Say how many lines in the entries below mention "frame", with no other words.
#####
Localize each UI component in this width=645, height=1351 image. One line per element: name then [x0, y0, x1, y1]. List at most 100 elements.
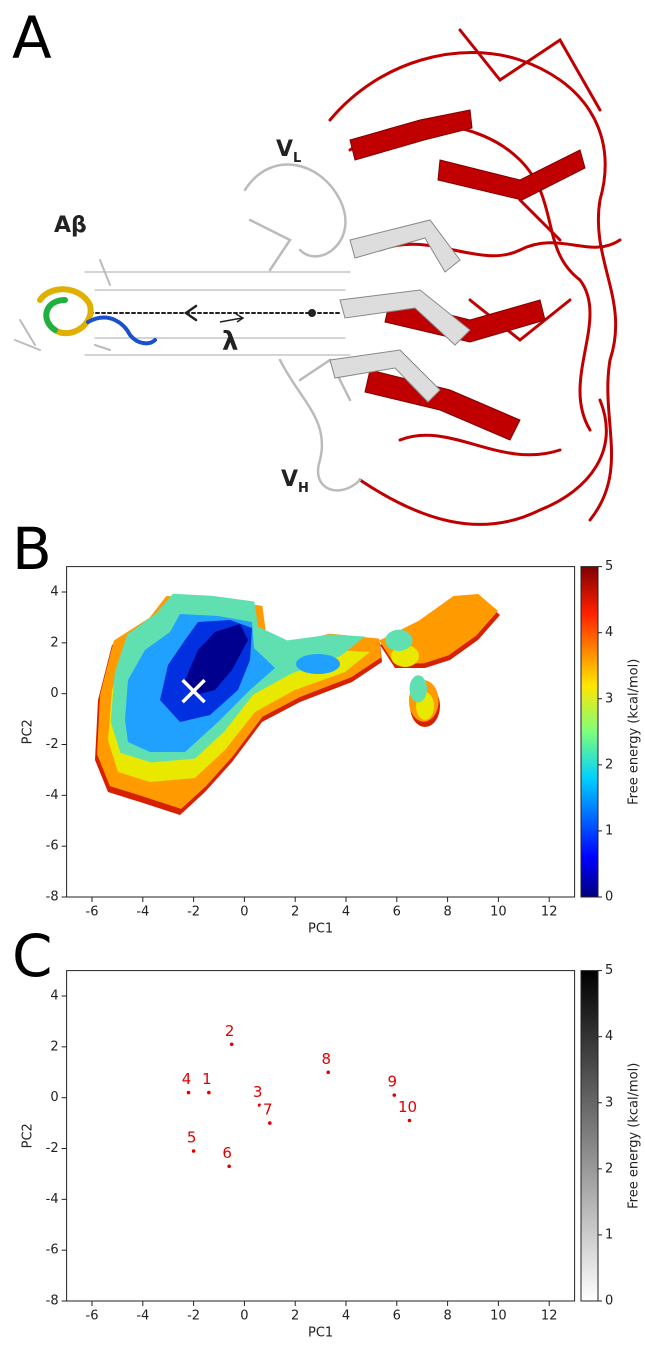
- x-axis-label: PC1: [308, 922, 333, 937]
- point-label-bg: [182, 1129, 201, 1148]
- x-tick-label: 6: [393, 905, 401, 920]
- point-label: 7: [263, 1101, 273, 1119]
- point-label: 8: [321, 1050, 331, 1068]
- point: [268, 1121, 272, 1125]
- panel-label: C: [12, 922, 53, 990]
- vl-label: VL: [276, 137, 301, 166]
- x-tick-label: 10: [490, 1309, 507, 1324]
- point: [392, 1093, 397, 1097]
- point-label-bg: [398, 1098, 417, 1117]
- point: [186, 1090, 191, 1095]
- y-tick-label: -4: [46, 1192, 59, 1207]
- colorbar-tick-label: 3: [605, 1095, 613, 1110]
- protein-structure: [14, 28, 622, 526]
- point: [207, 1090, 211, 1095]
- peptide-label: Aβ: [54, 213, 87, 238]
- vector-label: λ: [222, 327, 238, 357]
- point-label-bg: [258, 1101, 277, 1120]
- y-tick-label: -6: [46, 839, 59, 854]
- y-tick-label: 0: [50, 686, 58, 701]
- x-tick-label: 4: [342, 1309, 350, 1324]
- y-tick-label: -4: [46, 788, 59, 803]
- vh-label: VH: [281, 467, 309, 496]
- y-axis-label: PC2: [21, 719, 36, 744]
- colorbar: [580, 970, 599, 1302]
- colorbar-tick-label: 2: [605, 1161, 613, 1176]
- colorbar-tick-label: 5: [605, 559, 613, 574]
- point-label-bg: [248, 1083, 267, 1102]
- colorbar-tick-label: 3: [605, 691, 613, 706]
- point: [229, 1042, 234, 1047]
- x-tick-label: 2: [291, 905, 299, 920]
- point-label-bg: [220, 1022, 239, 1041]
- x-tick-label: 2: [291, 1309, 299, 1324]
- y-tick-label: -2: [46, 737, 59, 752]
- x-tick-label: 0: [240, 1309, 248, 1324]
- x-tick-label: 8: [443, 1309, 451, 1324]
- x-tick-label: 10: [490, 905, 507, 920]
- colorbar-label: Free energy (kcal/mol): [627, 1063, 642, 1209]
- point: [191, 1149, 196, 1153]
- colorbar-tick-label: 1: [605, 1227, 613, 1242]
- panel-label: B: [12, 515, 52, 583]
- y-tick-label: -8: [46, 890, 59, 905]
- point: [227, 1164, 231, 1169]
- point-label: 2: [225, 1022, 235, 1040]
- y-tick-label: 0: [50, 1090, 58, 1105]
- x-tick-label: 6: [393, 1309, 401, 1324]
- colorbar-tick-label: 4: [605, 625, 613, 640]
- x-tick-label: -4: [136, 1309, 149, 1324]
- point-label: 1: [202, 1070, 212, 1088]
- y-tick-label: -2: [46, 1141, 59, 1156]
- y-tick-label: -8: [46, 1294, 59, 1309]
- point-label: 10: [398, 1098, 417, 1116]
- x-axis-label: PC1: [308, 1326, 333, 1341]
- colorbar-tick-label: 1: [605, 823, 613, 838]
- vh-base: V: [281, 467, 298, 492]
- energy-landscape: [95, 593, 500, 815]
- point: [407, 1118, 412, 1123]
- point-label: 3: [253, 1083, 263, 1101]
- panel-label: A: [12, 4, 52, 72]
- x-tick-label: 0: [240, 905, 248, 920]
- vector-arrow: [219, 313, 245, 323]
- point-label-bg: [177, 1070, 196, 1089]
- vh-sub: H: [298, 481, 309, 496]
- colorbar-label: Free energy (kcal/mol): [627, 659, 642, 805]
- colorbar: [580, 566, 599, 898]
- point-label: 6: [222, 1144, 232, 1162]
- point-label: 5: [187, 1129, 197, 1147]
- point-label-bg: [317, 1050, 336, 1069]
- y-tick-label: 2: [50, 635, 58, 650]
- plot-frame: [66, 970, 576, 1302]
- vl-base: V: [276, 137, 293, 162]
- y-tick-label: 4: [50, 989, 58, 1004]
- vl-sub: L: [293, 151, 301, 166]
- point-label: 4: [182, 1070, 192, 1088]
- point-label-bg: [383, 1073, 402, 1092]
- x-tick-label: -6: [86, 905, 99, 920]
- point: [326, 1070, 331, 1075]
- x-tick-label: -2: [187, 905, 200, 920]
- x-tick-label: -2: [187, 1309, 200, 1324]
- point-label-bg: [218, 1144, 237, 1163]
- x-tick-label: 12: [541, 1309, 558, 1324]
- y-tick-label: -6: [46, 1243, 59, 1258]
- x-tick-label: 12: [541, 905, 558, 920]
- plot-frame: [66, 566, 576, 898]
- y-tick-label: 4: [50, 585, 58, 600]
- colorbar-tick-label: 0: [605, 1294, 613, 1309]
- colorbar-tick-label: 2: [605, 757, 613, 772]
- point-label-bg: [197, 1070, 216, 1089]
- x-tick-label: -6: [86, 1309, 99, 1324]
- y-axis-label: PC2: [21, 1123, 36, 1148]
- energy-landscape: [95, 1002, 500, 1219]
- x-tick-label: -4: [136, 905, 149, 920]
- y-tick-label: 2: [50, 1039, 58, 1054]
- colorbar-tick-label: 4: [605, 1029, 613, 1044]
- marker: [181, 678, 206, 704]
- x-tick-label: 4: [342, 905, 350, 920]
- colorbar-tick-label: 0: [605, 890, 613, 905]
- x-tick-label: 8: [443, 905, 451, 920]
#####
Written response: 2